▸ Task details
Repeat each record exactly. Any picture gets left out.

▸ Data for processing
★ ★ ★
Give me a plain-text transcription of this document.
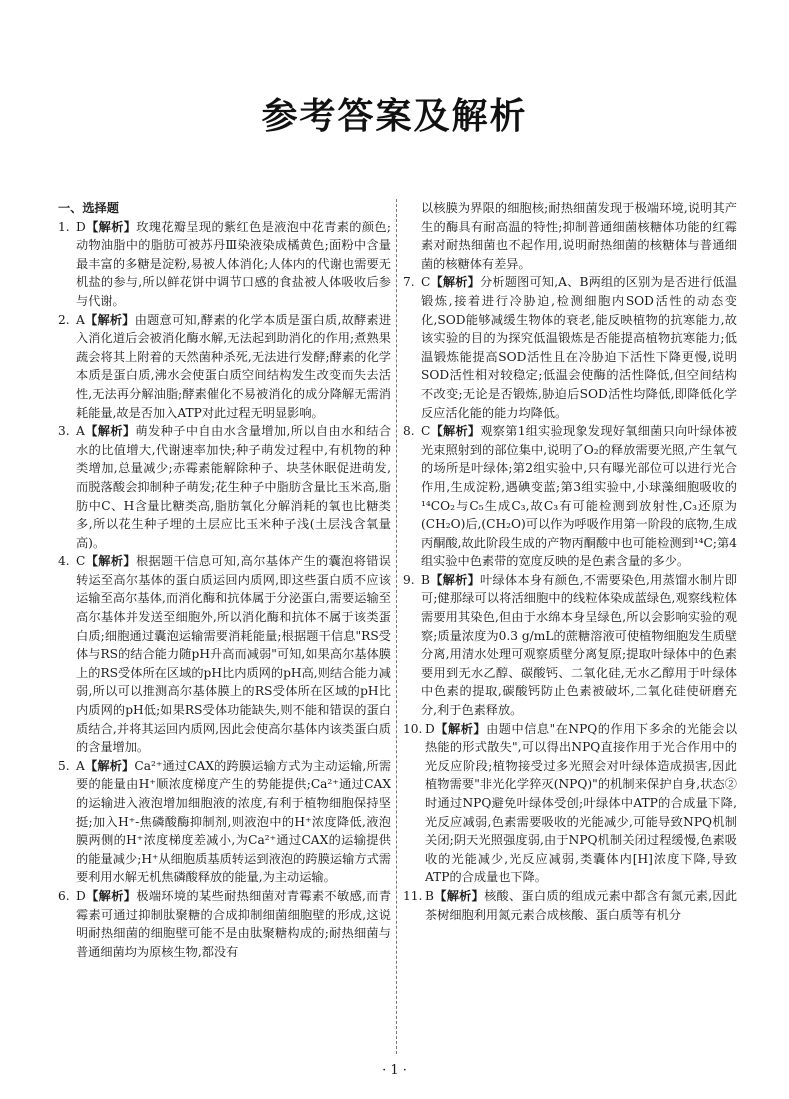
参考答案及解析

一、选择题

1. D【解析】玫瑰花瓣呈现的紫红色是液泡中花青素的颜色;动物油脂中的脂肪可被苏丹Ⅲ染液染成橘黄色;面粉中含量最丰富的多糖是淀粉,易被人体消化;人体内的代谢也需要无机盐的参与,所以鲜花饼中调节口感的食盐被人体吸收后参与代谢。

2. A【解析】由题意可知,酵素的化学本质是蛋白质,故酵素进入消化道后会被消化酶水解,无法起到助消化的作用;煮熟果蔬会将其上附着的天然菌种杀死,无法进行发酵;酵素的化学本质是蛋白质,沸水会使蛋白质空间结构发生改变而失去活性,无法再分解油脂;酵素催化不易被消化的成分降解无需消耗能量,故是否加入ATP对此过程无明显影响。

3. A【解析】萌发种子中自由水含量增加,所以自由水和结合水的比值增大,代谢速率加快;种子萌发过程中,有机物的种类增加,总量减少;赤霉素能解除种子、块茎休眠促进萌发,而脱落酸会抑制种子萌发;花生种子中脂肪含量比玉米高,脂肪中C、H含量比糖类高,脂肪氧化分解消耗的氧也比糖类多,所以花生种子埋的土层应比玉米种子浅(土层浅含氧量高)。

4. C【解析】根据题干信息可知,高尔基体产生的囊泡将错误转运至高尔基体的蛋白质运回内质网,即这些蛋白质不应该运输至高尔基体,而消化酶和抗体属于分泌蛋白,需要运输至高尔基体并发送至细胞外,所以消化酶和抗体不属于该类蛋白质;细胞通过囊泡运输需要消耗能量;根据题干信息"RS受体与RS的结合能力随pH升高而减弱"可知,如果高尔基体膜上的RS受体所在区域的pH比内质网的pH高,则结合能力减弱,所以可以推测高尔基体膜上的RS受体所在区域的pH比内质网的pH低;如果RS受体功能缺失,则不能和错误的蛋白质结合,并将其运回内质网,因此会使高尔基体内该类蛋白质的含量增加。

5. A【解析】Ca²⁺通过CAX的跨膜运输方式为主动运输,所需要的能量由H⁺顺浓度梯度产生的势能提供;Ca²⁺通过CAX的运输进入液泡增加细胞液的浓度,有利于植物细胞保持坚挺;加入H⁺-焦磷酸酶抑制剂,则液泡中的H⁺浓度降低,液泡膜两侧的H⁺浓度梯度差减小,为Ca²⁺通过CAX的运输提供的能量减少;H⁺从细胞质基质转运到液泡的跨膜运输方式需要利用水解无机焦磷酸释放的能量,为主动运输。

6. D【解析】极端环境的某些耐热细菌对青霉素不敏感,而青霉素可通过抑制肽聚糖的合成抑制细菌细胞壁的形成,这说明耐热细菌的细胞壁可能不是由肽聚糖构成的;耐热细菌与普通细菌均为原核生物,都没有

以核膜为界限的细胞核;耐热细菌发现于极端环境,说明其产生的酶具有耐高温的特性;抑制普通细菌核糖体功能的红霉素对耐热细菌也不起作用,说明耐热细菌的核糖体与普通细菌的核糖体有差异。

7. C【解析】分析题图可知,A、B两组的区别为是否进行低温锻炼,接着进行冷胁迫,检测细胞内SOD活性的动态变化,SOD能够减缓生物体的衰老,能反映植物的抗寒能力,故该实验的目的为探究低温锻炼是否能提高植物抗寒能力;低温锻炼能提高SOD活性且在冷胁迫下活性下降更慢,说明SOD活性相对较稳定;低温会使酶的活性降低,但空间结构不改变;无论是否锻炼,胁迫后SOD活性均降低,即降低化学反应活化能的能力均降低。

8. C【解析】观察第1组实验现象发现好氧细菌只向叶绿体被光束照射到的部位集中,说明了O₂的释放需要光照,产生氧气的场所是叶绿体;第2组实验中,只有曝光部位可以进行光合作用,生成淀粉,遇碘变蓝;第3组实验中,小球藻细胞吸收的¹⁴CO₂与C₅生成C₃,故C₃有可能检测到放射性,C₃还原为(CH₂O)后,(CH₂O)可以作为呼吸作用第一阶段的底物,生成丙酮酸,故此阶段生成的产物丙酮酸中也可能检测到¹⁴C;第4组实验中色素带的宽度反映的是色素含量的多少。

9. B【解析】叶绿体本身有颜色,不需要染色,用蒸馏水制片即可;健那绿可以将活细胞中的线粒体染成蓝绿色,观察线粒体需要用其染色,但由于水绵本身呈绿色,所以会影响实验的观察;质量浓度为0.3 g/mL的蔗糖溶液可使植物细胞发生质壁分离,用清水处理可观察质壁分离复原;提取叶绿体中的色素要用到无水乙醇、碳酸钙、二氧化硅,无水乙醇用于叶绿体中色素的提取,碳酸钙防止色素被破坏,二氧化硅使研磨充分,利于色素释放。

10. D【解析】由题中信息"在NPQ的作用下多余的光能会以热能的形式散失",可以得出NPQ直接作用于光合作用中的光反应阶段;植物接受过多光照会对叶绿体造成损害,因此植物需要"非光化学猝灭(NPQ)"的机制来保护自身,状态②时通过NPQ避免叶绿体受创;叶绿体中ATP的合成量下降,光反应减弱,色素需要吸收的光能减少,可能导致NPQ机制关闭;阴天光照强度弱,由于NPQ机制关闭过程缓慢,色素吸收的光能减少,光反应减弱,类囊体内[H]浓度下降,导致ATP的合成量也下降。

11. B【解析】核酸、蛋白质的组成元素中都含有氮元素,因此茶树细胞利用氮元素合成核酸、蛋白质等有机分

· 1 ·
★ ★ ★
▸ Full output
Give me a plain-text transcription of this document.
参考答案及解析

一、选择题

1. D【解析】玫瑰花瓣呈现的紫红色是液泡中花青素的颜色;动物油脂中的脂肪可被苏丹Ⅲ染液染成橘黄色;面粉中含量最丰富的多糖是淀粉,易被人体消化;人体内的代谢也需要无机盐的参与,所以鲜花饼中调节口感的食盐被人体吸收后参与代谢。

2. A【解析】由题意可知,酵素的化学本质是蛋白质,故酵素进入消化道后会被消化酶水解,无法起到助消化的作用;煮熟果蔬会将其上附着的天然菌种杀死,无法进行发酵;酵素的化学本质是蛋白质,沸水会使蛋白质空间结构发生改变而失去活性,无法再分解油脂;酵素催化不易被消化的成分降解无需消耗能量,故是否加入ATP对此过程无明显影响。

3. A【解析】萌发种子中自由水含量增加,所以自由水和结合水的比值增大,代谢速率加快;种子萌发过程中,有机物的种类增加,总量减少;赤霉素能解除种子、块茎休眠促进萌发,而脱落酸会抑制种子萌发;花生种子中脂肪含量比玉米高,脂肪中C、H含量比糖类高,脂肪氧化分解消耗的氧也比糖类多,所以花生种子埋的土层应比玉米种子浅(土层浅含氧量高)。

4. C【解析】根据题干信息可知,高尔基体产生的囊泡将错误转运至高尔基体的蛋白质运回内质网,即这些蛋白质不应该运输至高尔基体,而消化酶和抗体属于分泌蛋白,需要运输至高尔基体并发送至细胞外,所以消化酶和抗体不属于该类蛋白质;细胞通过囊泡运输需要消耗能量;根据题干信息"RS受体与RS的结合能力随pH升高而减弱"可知,如果高尔基体膜上的RS受体所在区域的pH比内质网的pH高,则结合能力减弱,所以可以推测高尔基体膜上的RS受体所在区域的pH比内质网的pH低;如果RS受体功能缺失,则不能和错误的蛋白质结合,并将其运回内质网,因此会使高尔基体内该类蛋白质的含量增加。

5. A【解析】Ca²⁺通过CAX的跨膜运输方式为主动运输,所需要的能量由H⁺顺浓度梯度产生的势能提供;Ca²⁺通过CAX的运输进入液泡增加细胞液的浓度,有利于植物细胞保持坚挺;加入H⁺-焦磷酸酶抑制剂,则液泡中的H⁺浓度降低,液泡膜两侧的H⁺浓度梯度差减小,为Ca²⁺通过CAX的运输提供的能量减少;H⁺从细胞质基质转运到液泡的跨膜运输方式需要利用水解无机焦磷酸释放的能量,为主动运输。

6. D【解析】极端环境的某些耐热细菌对青霉素不敏感,而青霉素可通过抑制肽聚糖的合成抑制细菌细胞壁的形成,这说明耐热细菌的细胞壁可能不是由肽聚糖构成的;耐热细菌与普通细菌均为原核生物,都没有

以核膜为界限的细胞核;耐热细菌发现于极端环境,说明其产生的酶具有耐高温的特性;抑制普通细菌核糖体功能的红霉素对耐热细菌也不起作用,说明耐热细菌的核糖体与普通细菌的核糖体有差异。

7. C【解析】分析题图可知,A、B两组的区别为是否进行低温锻炼,接着进行冷胁迫,检测细胞内SOD活性的动态变化,SOD能够减缓生物体的衰老,能反映植物的抗寒能力,故该实验的目的为探究低温锻炼是否能提高植物抗寒能力;低温锻炼能提高SOD活性且在冷胁迫下活性下降更慢,说明SOD活性相对较稳定;低温会使酶的活性降低,但空间结构不改变;无论是否锻炼,胁迫后SOD活性均降低,即降低化学反应活化能的能力均降低。

8. C【解析】观察第1组实验现象发现好氧细菌只向叶绿体被光束照射到的部位集中,说明了O₂的释放需要光照,产生氧气的场所是叶绿体;第2组实验中,只有曝光部位可以进行光合作用,生成淀粉,遇碘变蓝;第3组实验中,小球藻细胞吸收的¹⁴CO₂与C₅生成C₃,故C₃有可能检测到放射性,C₃还原为(CH₂O)后,(CH₂O)可以作为呼吸作用第一阶段的底物,生成丙酮酸,故此阶段生成的产物丙酮酸中也可能检测到¹⁴C;第4组实验中色素带的宽度反映的是色素含量的多少。

9. B【解析】叶绿体本身有颜色,不需要染色,用蒸馏水制片即可;健那绿可以将活细胞中的线粒体染成蓝绿色,观察线粒体需要用其染色,但由于水绵本身呈绿色,所以会影响实验的观察;质量浓度为0.3 g/mL的蔗糖溶液可使植物细胞发生质壁分离,用清水处理可观察质壁分离复原;提取叶绿体中的色素要用到无水乙醇、碳酸钙、二氧化硅,无水乙醇用于叶绿体中色素的提取,碳酸钙防止色素被破坏,二氧化硅使研磨充分,利于色素释放。

10. D【解析】由题中信息"在NPQ的作用下多余的光能会以热能的形式散失",可以得出NPQ直接作用于光合作用中的光反应阶段;植物接受过多光照会对叶绿体造成损害,因此植物需要"非光化学猝灭(NPQ)"的机制来保护自身,状态②时通过NPQ避免叶绿体受创;叶绿体中ATP的合成量下降,光反应减弱,色素需要吸收的光能减少,可能导致NPQ机制关闭;阴天光照强度弱,由于NPQ机制关闭过程缓慢,色素吸收的光能减少,光反应减弱,类囊体内[H]浓度下降,导致ATP的合成量也下降。

11. B【解析】核酸、蛋白质的组成元素中都含有氮元素,因此茶树细胞利用氮元素合成核酸、蛋白质等有机分

· 1 ·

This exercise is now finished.